Goal:
Select and copy out every line in the records containing "wniosku".

Dataset excerpts:
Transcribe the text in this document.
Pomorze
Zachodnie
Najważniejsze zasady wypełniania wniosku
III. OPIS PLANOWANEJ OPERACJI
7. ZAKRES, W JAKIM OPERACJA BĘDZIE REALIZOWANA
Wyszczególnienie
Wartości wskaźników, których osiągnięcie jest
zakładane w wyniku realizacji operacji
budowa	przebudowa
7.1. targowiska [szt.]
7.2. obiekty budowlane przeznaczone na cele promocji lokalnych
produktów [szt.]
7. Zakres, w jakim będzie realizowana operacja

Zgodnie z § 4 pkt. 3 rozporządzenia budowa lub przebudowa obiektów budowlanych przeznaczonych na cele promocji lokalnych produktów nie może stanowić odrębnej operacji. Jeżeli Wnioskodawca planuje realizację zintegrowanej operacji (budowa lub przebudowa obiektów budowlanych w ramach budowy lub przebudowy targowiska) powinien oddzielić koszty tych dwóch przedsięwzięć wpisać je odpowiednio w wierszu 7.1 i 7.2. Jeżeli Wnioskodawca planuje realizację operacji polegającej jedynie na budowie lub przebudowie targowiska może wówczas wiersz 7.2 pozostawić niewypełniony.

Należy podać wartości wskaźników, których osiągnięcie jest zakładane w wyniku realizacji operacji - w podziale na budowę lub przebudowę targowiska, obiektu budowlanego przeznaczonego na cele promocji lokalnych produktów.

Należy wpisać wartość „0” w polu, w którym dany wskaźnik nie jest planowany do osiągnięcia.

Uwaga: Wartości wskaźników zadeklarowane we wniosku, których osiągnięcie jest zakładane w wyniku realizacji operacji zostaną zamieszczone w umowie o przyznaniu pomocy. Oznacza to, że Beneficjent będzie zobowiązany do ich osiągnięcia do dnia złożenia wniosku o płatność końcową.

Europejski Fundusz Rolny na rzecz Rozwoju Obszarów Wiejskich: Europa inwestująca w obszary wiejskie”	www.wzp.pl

Solution for this task:
Najważniejsze zasady wypełniania wniosku
Uwaga: Wartości wskaźników zadeklarowane we wniosku, których osiągnięcie jest zakładane w wyniku realizacji operacji zostaną zamieszczone w umowie o przyznaniu pomocy. Oznacza to, że Beneficjent będzie zobowiązany do ich osiągnięcia do dnia złożenia wniosku o płatność końcową.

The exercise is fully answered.